Goal of the exercise = Please transcribe the data that follows without the pictures, keeping every word the same.

Input material =

▬▬▬

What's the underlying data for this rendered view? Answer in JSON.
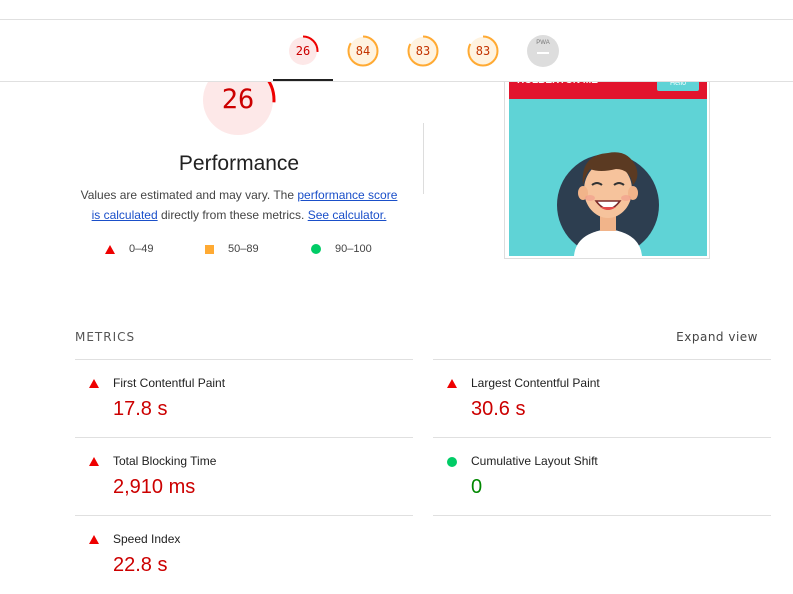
{
  "categories": [
    {
      "name": "performance-gauge",
      "score": "26",
      "color": "#e00",
      "bg": "#fde8e8"
    },
    {
      "name": "accessibility-gauge",
      "score": "84",
      "color": "#fa3",
      "bg": "#fff3e0"
    },
    {
      "name": "best-practices-gauge",
      "score": "83",
      "color": "#fa3",
      "bg": "#fff3e0"
    },
    {
      "name": "seo-gauge",
      "score": "83",
      "color": "#fa3",
      "bg": "#fff3e0"
    }
  ],
  "pwa": {
    "label": "PWA"
  },
  "performance": {
    "score": "26",
    "score_fraction": 0.26,
    "title": "Performance",
    "desc_prefix": "Values are estimated and may vary. The ",
    "desc_link": "performance score is calculated",
    "desc_mid": " directly from these metrics. ",
    "desc_link2": "See calculator."
  },
  "legend": [
    {
      "range": "0–49",
      "icon": "triangle-icon"
    },
    {
      "range": "50–89",
      "icon": "square-icon"
    },
    {
      "range": "90–100",
      "icon": "circle-icon"
    }
  ],
  "screenshot": {
    "brand": "HOLBERTON ME",
    "button": "Hello"
  },
  "metrics": {
    "title": "METRICS",
    "expand": "Expand view",
    "items": [
      {
        "label": "First Contentful Paint",
        "value": "17.8 s",
        "status": "fail"
      },
      {
        "label": "Largest Contentful Paint",
        "value": "30.6 s",
        "status": "fail"
      },
      {
        "label": "Total Blocking Time",
        "value": "2,910 ms",
        "status": "fail"
      },
      {
        "label": "Cumulative Layout Shift",
        "value": "0",
        "status": "pass"
      },
      {
        "label": "Speed Index",
        "value": "22.8 s",
        "status": "fail"
      }
    ]
  },
  "colors": {
    "fail": "#e00",
    "average": "#fa3",
    "pass": "#0c6"
  }
}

▬▬▬

Problem solution =
What's the underlying data for this rendered view? Answer in JSON.
{
  "categories": [
    {
      "name": "performance-gauge",
      "score": "26",
      "color": "#e00",
      "bg": "#fde8e8"
    },
    {
      "name": "accessibility-gauge",
      "score": "84",
      "color": "#fa3",
      "bg": "#fff3e0"
    },
    {
      "name": "best-practices-gauge",
      "score": "83",
      "color": "#fa3",
      "bg": "#fff3e0"
    },
    {
      "name": "seo-gauge",
      "score": "83",
      "color": "#fa3",
      "bg": "#fff3e0"
    }
  ],
  "pwa": {
    "label": "PWA"
  },
  "performance": {
    "score": "26",
    "score_fraction": 0.26,
    "title": "Performance",
    "desc_prefix": "Values are estimated and may vary. The ",
    "desc_link": "performance score is calculated",
    "desc_mid": " directly from these metrics. ",
    "desc_link2": "See calculator."
  },
  "legend": [
    {
      "range": "0–49",
      "icon": "triangle-icon"
    },
    {
      "range": "50–89",
      "icon": "square-icon"
    },
    {
      "range": "90–100",
      "icon": "circle-icon"
    }
  ],
  "screenshot": {
    "brand": "HOLBERTON ME",
    "button": "Hello"
  },
  "metrics": {
    "title": "METRICS",
    "expand": "Expand view",
    "items": [
      {
        "label": "First Contentful Paint",
        "value": "17.8 s",
        "status": "fail"
      },
      {
        "label": "Largest Contentful Paint",
        "value": "30.6 s",
        "status": "fail"
      },
      {
        "label": "Total Blocking Time",
        "value": "2,910 ms",
        "status": "fail"
      },
      {
        "label": "Cumulative Layout Shift",
        "value": "0",
        "status": "pass"
      },
      {
        "label": "Speed Index",
        "value": "22.8 s",
        "status": "fail"
      }
    ]
  },
  "colors": {
    "fail": "#e00",
    "average": "#fa3",
    "pass": "#0c6"
  }
}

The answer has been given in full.